WHAT THE TASK REQUIRES:
Transcribe the records that follow. Keep every word exactly, and drop the pictures.

RECORDS SHOWN:
—————

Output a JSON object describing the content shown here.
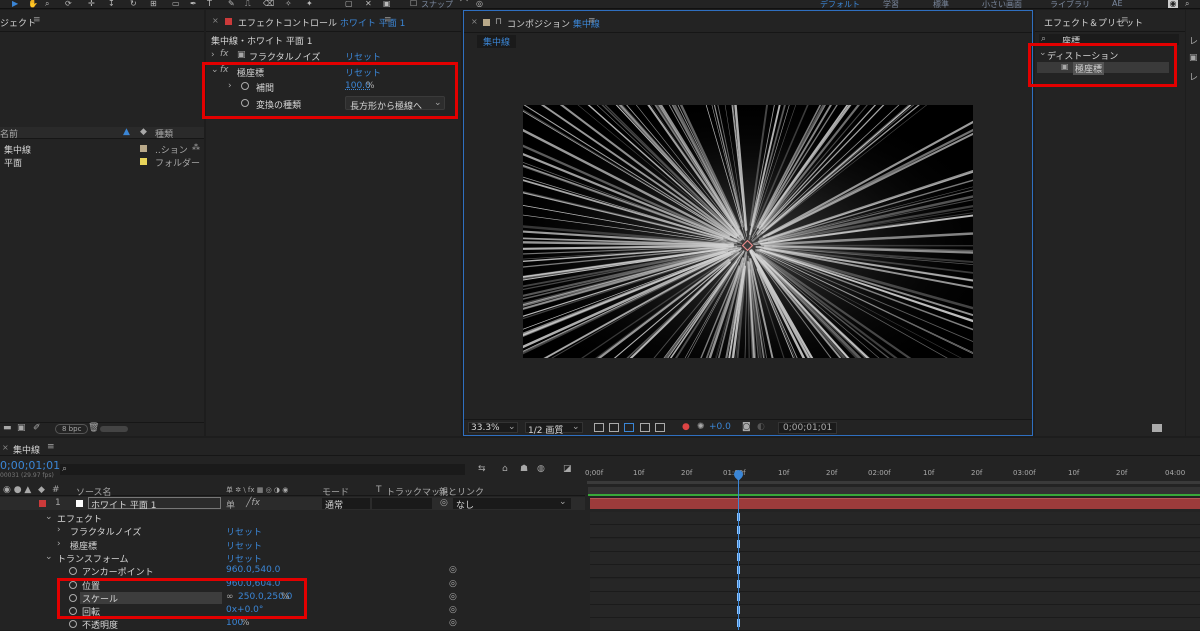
{
  "toolbar": {
    "snap_label": "スナップ",
    "workspaces": [
      "デフォルト",
      "学習",
      "標準",
      "小さい画面",
      "ライブラリ",
      "AE"
    ]
  },
  "project": {
    "title": "ジェクト",
    "col_name": "名前",
    "col_type": "種類",
    "items": [
      {
        "name": "集中線",
        "type": "..ション",
        "color": "#b9a989"
      },
      {
        "name": "平面",
        "type": "フォルダー",
        "color": "#e8d45a"
      }
    ],
    "bpc": "8 bpc"
  },
  "effect_controls": {
    "tab_label": "エフェクトコントロール",
    "tab_layer": "ホワイト 平面 1",
    "breadcrumb": "集中線・ホワイト 平面 1",
    "effects": [
      {
        "name": "フラクタルノイズ",
        "reset": "リセット"
      },
      {
        "name": "極座標",
        "reset": "リセット"
      }
    ],
    "params": {
      "interp_label": "補間",
      "interp_value": "100.0",
      "interp_unit": "%",
      "conv_label": "変換の種類",
      "conv_value": "長方形から極線へ"
    }
  },
  "composition": {
    "tab_label": "コンポジション",
    "tab_comp": "集中線",
    "sub_tab": "集中線",
    "zoom": "33.3%",
    "resolution": "1/2 画質",
    "exposure": "+0.0",
    "timecode": "0;00;01;01"
  },
  "effects_presets": {
    "title": "エフェクト＆プリセット",
    "search": "座標",
    "category": "ディストーション",
    "result": "極座標"
  },
  "timeline": {
    "tab_label": "集中線",
    "timecode": "0;00;01;01",
    "fps": "00031 (29.97 fps)",
    "col_source": "ソース名",
    "col_mode": "モード",
    "col_t": "T",
    "col_trackmatte": "トラックマット",
    "col_parent": "親とリンク",
    "layer": {
      "num": "1",
      "name": "ホワイト 平面 1",
      "mode": "通常",
      "parent": "なし"
    },
    "rows": [
      {
        "label": "エフェクト",
        "value": ""
      },
      {
        "label": "フラクタルノイズ",
        "value": "リセット"
      },
      {
        "label": "極座標",
        "value": "リセット"
      },
      {
        "label": "トランスフォーム",
        "value": "リセット"
      },
      {
        "label": "アンカーポイント",
        "value": "960.0,540.0"
      },
      {
        "label": "位置",
        "value": "960.0,604.0"
      },
      {
        "label": "スケール",
        "value": "250.0,250.0",
        "unit": "%"
      },
      {
        "label": "回転",
        "value": "0x+0.0°"
      },
      {
        "label": "不透明度",
        "value": "100",
        "unit": "%"
      }
    ],
    "ruler": [
      "0;00f",
      "10f",
      "20f",
      "01:00f",
      "10f",
      "20f",
      "02:00f",
      "10f",
      "20f",
      "03:00f",
      "10f",
      "20f",
      "04:00"
    ]
  }
}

—————

ANSWER TO THIS PROBLEM:
Output a JSON object describing the content shown here.
{
  "toolbar": {
    "snap_label": "スナップ",
    "workspaces": [
      "デフォルト",
      "学習",
      "標準",
      "小さい画面",
      "ライブラリ",
      "AE"
    ]
  },
  "project": {
    "title": "ジェクト",
    "col_name": "名前",
    "col_type": "種類",
    "items": [
      {
        "name": "集中線",
        "type": "..ション",
        "color": "#b9a989"
      },
      {
        "name": "平面",
        "type": "フォルダー",
        "color": "#e8d45a"
      }
    ],
    "bpc": "8 bpc"
  },
  "effect_controls": {
    "tab_label": "エフェクトコントロール",
    "tab_layer": "ホワイト 平面 1",
    "breadcrumb": "集中線・ホワイト 平面 1",
    "effects": [
      {
        "name": "フラクタルノイズ",
        "reset": "リセット"
      },
      {
        "name": "極座標",
        "reset": "リセット"
      }
    ],
    "params": {
      "interp_label": "補間",
      "interp_value": "100.0",
      "interp_unit": "%",
      "conv_label": "変換の種類",
      "conv_value": "長方形から極線へ"
    }
  },
  "composition": {
    "tab_label": "コンポジション",
    "tab_comp": "集中線",
    "sub_tab": "集中線",
    "zoom": "33.3%",
    "resolution": "1/2 画質",
    "exposure": "+0.0",
    "timecode": "0;00;01;01"
  },
  "effects_presets": {
    "title": "エフェクト＆プリセット",
    "search": "座標",
    "category": "ディストーション",
    "result": "極座標"
  },
  "timeline": {
    "tab_label": "集中線",
    "timecode": "0;00;01;01",
    "fps": "00031 (29.97 fps)",
    "col_source": "ソース名",
    "col_mode": "モード",
    "col_t": "T",
    "col_trackmatte": "トラックマット",
    "col_parent": "親とリンク",
    "layer": {
      "num": "1",
      "name": "ホワイト 平面 1",
      "mode": "通常",
      "parent": "なし"
    },
    "rows": [
      {
        "label": "エフェクト",
        "value": ""
      },
      {
        "label": "フラクタルノイズ",
        "value": "リセット"
      },
      {
        "label": "極座標",
        "value": "リセット"
      },
      {
        "label": "トランスフォーム",
        "value": "リセット"
      },
      {
        "label": "アンカーポイント",
        "value": "960.0,540.0"
      },
      {
        "label": "位置",
        "value": "960.0,604.0"
      },
      {
        "label": "スケール",
        "value": "250.0,250.0",
        "unit": "%"
      },
      {
        "label": "回転",
        "value": "0x+0.0°"
      },
      {
        "label": "不透明度",
        "value": "100",
        "unit": "%"
      }
    ],
    "ruler": [
      "0;00f",
      "10f",
      "20f",
      "01:00f",
      "10f",
      "20f",
      "02:00f",
      "10f",
      "20f",
      "03:00f",
      "10f",
      "20f",
      "04:00"
    ]
  }
}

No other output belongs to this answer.